§ TO BE DONE: Extract and list every line that contains the word "JSON".

**** DATA SHOWN ****

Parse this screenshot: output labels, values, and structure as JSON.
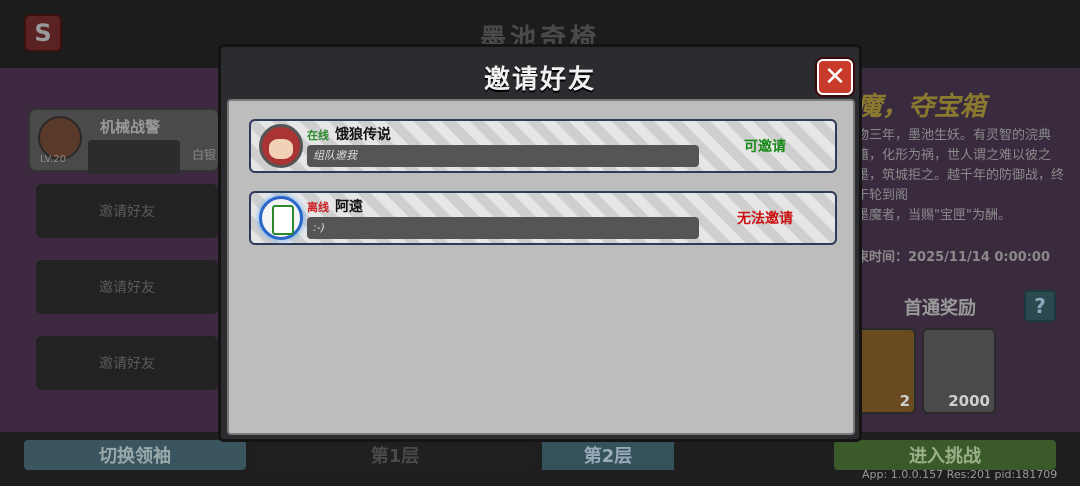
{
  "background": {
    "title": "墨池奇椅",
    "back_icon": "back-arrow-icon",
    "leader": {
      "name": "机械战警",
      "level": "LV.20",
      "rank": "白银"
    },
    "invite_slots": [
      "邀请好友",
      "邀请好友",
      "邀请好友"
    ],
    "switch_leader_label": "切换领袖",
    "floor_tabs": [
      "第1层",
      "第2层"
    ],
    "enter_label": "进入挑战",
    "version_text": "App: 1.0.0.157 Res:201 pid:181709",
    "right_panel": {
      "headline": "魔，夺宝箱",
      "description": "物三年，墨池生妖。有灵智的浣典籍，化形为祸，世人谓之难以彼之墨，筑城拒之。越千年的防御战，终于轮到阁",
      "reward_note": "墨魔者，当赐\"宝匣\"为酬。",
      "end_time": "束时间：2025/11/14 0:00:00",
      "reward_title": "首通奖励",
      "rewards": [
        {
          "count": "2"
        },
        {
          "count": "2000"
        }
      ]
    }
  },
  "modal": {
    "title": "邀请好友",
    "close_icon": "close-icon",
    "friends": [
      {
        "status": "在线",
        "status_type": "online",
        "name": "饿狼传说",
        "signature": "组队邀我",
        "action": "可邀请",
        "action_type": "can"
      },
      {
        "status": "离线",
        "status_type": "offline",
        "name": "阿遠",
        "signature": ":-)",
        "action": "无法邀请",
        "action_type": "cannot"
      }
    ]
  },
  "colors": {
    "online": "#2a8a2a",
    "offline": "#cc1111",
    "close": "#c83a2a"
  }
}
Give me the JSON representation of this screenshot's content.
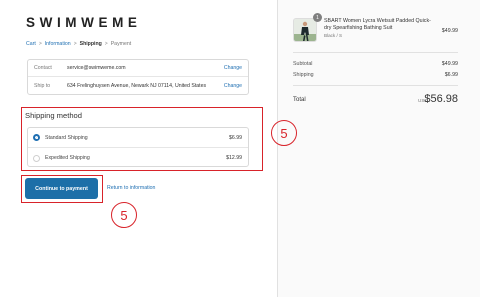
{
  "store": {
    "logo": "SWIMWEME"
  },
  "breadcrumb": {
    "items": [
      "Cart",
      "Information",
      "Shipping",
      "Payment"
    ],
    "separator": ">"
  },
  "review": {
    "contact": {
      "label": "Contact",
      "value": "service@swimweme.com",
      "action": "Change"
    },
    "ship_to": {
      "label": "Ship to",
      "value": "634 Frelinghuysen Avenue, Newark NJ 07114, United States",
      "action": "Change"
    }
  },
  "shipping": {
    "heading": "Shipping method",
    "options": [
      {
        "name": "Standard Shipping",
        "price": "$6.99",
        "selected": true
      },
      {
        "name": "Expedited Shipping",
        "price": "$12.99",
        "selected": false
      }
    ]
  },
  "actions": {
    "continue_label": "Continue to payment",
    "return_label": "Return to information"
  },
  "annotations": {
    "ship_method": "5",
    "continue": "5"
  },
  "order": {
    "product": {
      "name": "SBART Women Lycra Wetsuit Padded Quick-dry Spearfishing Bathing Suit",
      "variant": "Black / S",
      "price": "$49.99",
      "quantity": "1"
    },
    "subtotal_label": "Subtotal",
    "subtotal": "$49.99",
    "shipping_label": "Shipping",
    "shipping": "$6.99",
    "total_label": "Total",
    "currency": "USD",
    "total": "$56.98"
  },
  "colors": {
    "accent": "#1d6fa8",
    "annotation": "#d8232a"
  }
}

****

§ RESULT:
Parse this screenshot: output labels, values, and structure as JSON.
Give me the JSON representation of this screenshot's content.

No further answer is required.